+++ Provided material

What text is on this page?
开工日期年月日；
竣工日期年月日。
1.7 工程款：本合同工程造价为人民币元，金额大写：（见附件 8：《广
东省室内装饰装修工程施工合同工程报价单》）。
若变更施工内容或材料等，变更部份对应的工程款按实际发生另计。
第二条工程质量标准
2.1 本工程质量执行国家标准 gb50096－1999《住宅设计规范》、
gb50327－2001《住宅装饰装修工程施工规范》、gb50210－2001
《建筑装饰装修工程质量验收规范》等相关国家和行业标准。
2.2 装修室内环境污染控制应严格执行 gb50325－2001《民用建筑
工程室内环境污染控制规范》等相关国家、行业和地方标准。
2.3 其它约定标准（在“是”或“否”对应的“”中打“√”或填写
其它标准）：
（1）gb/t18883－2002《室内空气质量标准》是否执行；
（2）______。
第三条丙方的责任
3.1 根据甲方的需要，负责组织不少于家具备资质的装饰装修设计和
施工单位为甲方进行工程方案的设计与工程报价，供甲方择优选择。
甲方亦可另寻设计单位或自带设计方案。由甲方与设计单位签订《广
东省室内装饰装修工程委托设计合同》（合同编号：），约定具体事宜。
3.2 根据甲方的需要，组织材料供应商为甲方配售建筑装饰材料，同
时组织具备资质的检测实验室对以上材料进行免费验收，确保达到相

++++++
+++ Provided material

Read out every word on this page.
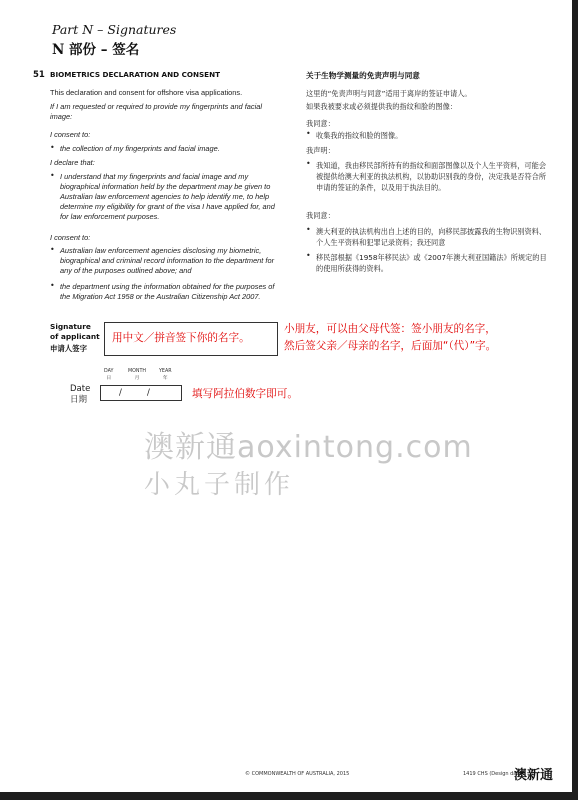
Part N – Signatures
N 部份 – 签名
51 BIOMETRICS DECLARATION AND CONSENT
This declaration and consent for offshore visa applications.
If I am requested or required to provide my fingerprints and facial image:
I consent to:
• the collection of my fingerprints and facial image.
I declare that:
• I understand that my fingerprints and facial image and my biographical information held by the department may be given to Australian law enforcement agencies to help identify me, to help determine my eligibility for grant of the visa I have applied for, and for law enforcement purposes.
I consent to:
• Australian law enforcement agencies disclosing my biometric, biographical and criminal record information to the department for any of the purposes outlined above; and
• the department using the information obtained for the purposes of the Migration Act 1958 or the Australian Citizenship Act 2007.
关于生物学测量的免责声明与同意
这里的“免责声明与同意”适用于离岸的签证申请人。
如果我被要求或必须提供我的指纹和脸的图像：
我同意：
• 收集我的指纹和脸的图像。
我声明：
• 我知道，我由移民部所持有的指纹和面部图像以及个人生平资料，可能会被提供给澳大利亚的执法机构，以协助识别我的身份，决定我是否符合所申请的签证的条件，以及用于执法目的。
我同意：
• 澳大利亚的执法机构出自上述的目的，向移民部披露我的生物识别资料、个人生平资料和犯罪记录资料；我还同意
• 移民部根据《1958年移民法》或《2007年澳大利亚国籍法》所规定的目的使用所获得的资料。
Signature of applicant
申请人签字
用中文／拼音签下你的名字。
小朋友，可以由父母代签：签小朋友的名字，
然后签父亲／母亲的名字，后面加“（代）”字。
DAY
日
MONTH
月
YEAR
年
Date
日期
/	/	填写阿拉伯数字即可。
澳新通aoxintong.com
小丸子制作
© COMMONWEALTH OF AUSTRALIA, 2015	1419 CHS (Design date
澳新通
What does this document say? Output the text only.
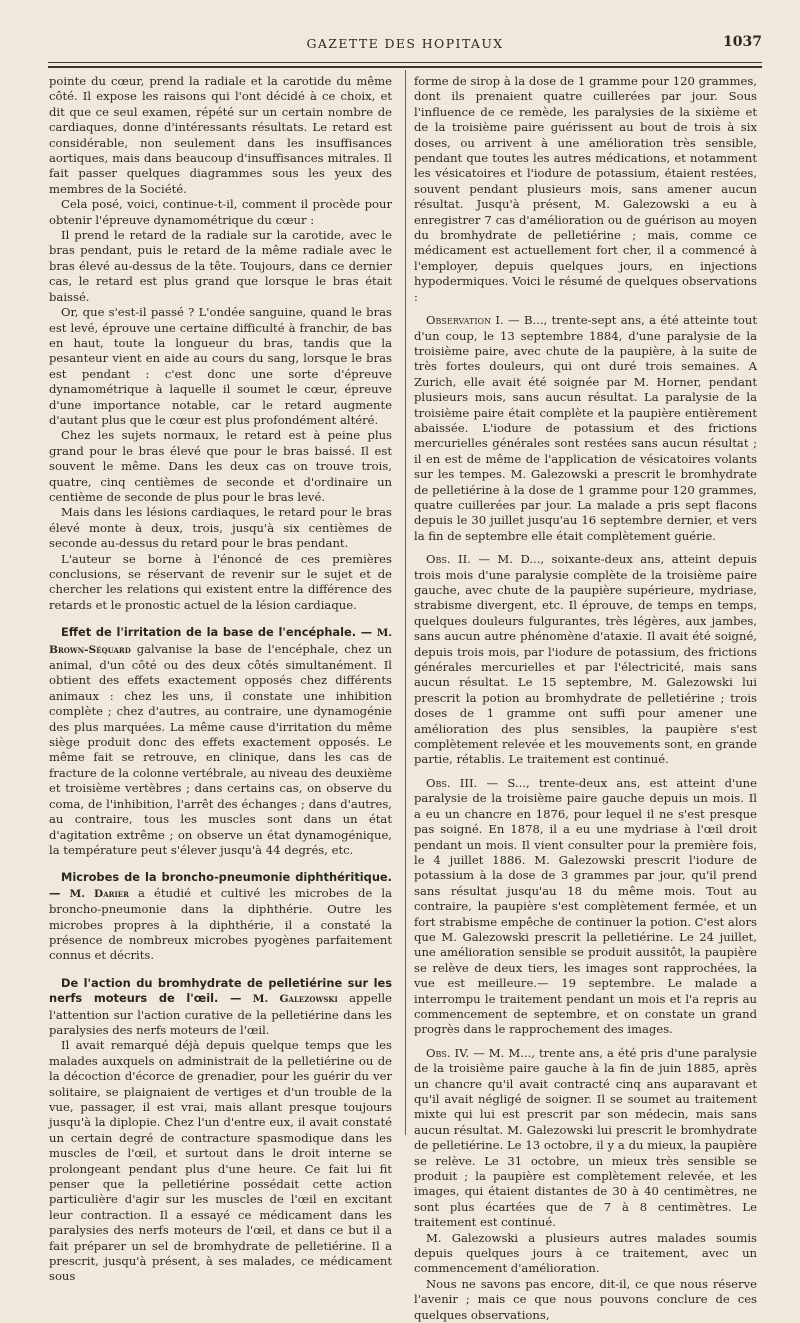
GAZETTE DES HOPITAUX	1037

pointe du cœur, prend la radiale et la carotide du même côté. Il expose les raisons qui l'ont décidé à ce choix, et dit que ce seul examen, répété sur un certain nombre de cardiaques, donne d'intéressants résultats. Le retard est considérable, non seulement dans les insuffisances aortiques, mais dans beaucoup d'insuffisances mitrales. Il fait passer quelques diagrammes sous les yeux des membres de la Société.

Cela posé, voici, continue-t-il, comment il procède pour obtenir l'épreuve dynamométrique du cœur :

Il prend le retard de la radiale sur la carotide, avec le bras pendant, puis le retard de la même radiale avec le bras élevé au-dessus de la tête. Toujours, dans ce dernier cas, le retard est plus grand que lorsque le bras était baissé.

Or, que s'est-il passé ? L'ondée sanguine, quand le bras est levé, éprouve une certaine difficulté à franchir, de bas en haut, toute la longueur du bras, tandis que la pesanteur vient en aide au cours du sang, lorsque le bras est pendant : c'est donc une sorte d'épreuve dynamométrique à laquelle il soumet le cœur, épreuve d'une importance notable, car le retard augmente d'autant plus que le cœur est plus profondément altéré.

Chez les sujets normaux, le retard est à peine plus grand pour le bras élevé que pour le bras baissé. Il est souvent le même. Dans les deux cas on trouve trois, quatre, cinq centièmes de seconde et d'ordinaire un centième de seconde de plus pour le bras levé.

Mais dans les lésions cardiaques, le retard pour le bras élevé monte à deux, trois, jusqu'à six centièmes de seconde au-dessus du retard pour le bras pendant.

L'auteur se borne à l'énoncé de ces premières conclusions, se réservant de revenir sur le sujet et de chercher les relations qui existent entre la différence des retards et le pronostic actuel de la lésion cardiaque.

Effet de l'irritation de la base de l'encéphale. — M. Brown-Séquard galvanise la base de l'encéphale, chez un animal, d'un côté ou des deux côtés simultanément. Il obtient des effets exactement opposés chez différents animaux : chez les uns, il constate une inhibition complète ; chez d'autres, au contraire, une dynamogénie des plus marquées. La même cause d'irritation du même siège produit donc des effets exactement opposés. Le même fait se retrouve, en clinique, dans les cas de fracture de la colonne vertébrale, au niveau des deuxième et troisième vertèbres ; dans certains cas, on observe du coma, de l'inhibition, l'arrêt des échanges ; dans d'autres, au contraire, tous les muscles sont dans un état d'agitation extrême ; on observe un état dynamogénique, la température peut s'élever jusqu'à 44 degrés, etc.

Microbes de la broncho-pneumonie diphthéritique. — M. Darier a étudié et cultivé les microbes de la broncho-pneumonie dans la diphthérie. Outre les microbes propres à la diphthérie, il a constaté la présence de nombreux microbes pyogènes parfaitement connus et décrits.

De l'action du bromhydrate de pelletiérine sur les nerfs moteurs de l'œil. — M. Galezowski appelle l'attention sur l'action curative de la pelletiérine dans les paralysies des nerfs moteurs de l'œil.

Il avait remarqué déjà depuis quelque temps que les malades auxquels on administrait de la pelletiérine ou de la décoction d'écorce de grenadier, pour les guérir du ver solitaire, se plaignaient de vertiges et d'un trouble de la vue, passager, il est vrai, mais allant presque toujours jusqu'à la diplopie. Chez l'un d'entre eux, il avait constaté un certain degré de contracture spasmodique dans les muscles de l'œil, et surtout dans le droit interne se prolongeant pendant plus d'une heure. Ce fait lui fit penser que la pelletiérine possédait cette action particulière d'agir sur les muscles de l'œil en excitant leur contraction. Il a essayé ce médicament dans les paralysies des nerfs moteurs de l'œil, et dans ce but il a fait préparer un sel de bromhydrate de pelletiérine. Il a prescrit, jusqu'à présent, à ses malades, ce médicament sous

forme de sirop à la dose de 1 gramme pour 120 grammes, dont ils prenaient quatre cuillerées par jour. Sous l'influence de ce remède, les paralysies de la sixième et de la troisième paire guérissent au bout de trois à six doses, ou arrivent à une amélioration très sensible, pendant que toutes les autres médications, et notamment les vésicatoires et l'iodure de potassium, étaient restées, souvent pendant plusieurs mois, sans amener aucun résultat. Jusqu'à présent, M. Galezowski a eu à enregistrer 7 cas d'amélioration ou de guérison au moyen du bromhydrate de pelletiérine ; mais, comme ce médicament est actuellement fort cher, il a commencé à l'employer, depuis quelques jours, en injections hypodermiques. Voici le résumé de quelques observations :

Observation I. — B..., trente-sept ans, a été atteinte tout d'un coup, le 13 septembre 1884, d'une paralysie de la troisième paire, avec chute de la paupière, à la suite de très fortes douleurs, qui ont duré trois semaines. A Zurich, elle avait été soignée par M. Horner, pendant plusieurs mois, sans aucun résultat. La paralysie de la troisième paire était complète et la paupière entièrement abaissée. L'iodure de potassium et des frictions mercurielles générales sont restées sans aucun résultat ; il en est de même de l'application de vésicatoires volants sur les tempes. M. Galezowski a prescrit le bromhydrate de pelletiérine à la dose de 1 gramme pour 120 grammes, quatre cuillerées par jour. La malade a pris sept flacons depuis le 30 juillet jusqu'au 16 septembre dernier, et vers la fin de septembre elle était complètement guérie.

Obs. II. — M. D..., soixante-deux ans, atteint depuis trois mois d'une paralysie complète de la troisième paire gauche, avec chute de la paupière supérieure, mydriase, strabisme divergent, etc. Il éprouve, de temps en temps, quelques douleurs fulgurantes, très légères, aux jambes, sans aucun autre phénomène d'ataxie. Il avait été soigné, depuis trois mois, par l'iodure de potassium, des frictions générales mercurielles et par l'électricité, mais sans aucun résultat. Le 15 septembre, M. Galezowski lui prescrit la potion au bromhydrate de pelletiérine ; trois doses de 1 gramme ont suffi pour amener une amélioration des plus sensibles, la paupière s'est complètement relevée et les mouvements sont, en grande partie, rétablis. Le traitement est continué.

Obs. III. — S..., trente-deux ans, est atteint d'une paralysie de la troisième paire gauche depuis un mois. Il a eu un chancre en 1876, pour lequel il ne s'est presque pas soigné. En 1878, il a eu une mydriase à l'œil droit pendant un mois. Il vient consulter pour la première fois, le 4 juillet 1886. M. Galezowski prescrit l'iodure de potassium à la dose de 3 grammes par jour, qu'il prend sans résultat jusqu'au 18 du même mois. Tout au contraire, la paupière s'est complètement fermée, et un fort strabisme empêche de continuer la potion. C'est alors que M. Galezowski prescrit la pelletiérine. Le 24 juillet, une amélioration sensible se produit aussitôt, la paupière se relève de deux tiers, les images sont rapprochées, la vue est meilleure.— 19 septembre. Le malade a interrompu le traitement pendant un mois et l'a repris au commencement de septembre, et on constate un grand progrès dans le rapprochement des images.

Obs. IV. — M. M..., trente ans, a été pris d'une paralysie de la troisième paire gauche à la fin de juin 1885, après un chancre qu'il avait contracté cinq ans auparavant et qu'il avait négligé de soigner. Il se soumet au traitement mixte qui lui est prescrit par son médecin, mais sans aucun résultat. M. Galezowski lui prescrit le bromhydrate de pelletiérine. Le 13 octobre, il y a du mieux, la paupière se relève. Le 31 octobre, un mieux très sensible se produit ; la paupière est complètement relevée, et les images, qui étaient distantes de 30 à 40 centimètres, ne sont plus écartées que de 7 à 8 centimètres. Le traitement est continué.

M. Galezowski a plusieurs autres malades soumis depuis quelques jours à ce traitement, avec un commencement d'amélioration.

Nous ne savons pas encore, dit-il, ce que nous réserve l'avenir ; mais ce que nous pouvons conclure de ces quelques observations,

++++++
+++ Provided material

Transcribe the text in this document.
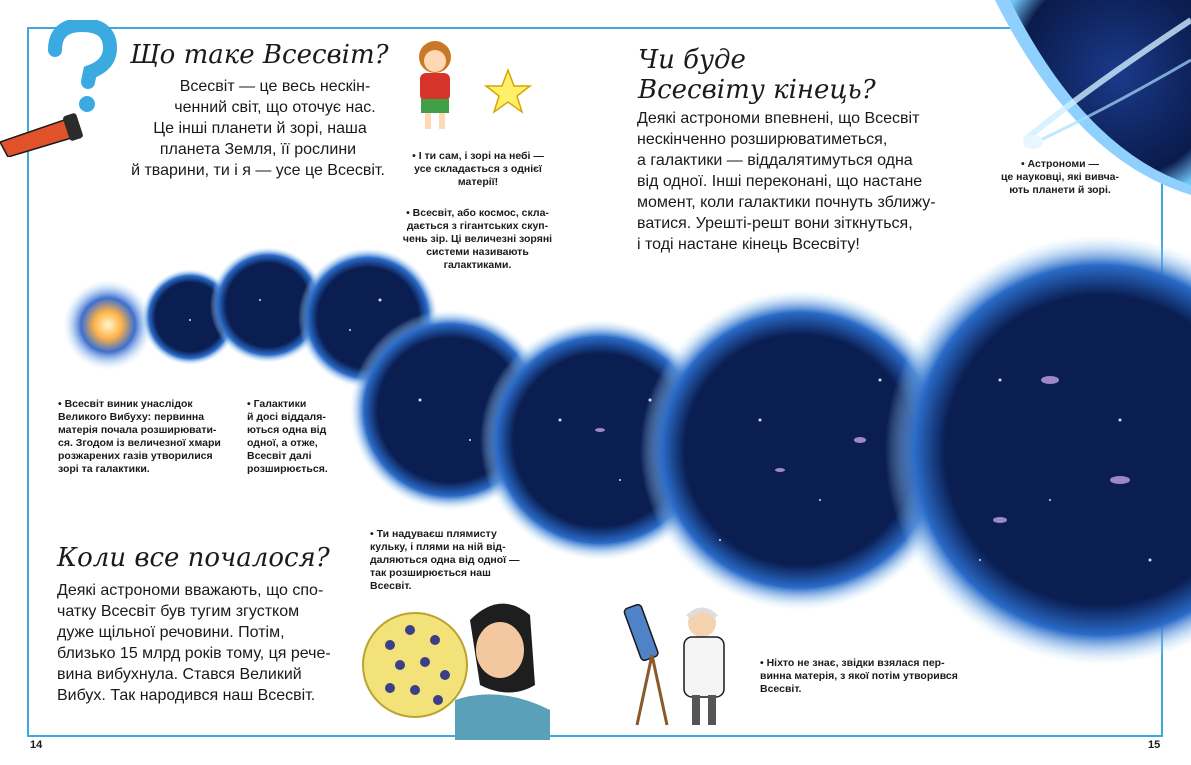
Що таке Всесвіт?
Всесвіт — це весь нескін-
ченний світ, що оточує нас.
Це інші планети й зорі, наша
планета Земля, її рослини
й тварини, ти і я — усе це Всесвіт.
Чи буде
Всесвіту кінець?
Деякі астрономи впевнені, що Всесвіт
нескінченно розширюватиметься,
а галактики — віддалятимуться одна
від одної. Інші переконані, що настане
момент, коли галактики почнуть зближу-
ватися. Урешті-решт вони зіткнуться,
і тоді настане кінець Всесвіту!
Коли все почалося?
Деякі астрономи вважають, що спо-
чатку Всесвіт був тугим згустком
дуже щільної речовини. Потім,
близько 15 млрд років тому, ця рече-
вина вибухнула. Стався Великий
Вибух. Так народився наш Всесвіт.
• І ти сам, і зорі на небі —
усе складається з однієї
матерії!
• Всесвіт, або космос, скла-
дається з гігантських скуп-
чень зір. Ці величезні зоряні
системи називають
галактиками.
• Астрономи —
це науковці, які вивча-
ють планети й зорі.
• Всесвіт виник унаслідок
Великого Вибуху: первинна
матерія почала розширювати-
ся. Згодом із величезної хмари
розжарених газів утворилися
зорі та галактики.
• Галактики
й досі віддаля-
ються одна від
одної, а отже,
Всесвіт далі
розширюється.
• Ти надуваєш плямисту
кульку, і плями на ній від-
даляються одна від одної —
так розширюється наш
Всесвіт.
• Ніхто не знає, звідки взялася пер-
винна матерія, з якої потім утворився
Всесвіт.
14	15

++++++

**Exercise directions:** Check each line above for "seconde" and return the ones that have it.

**Solution for this problem:**
Chez les sujets normaux, le retard est à peine plus grand pour le bras élevé que pour le bras baissé. Il est souvent le même. Dans les deux cas on trouve trois, quatre, cinq centièmes de seconde et d'ordinaire un centième de seconde de plus pour le bras levé.
Mais dans les lésions cardiaques, le retard pour le bras élevé monte à deux, trois, jusqu'à six centièmes de seconde au-dessus du retard pour le bras pendant.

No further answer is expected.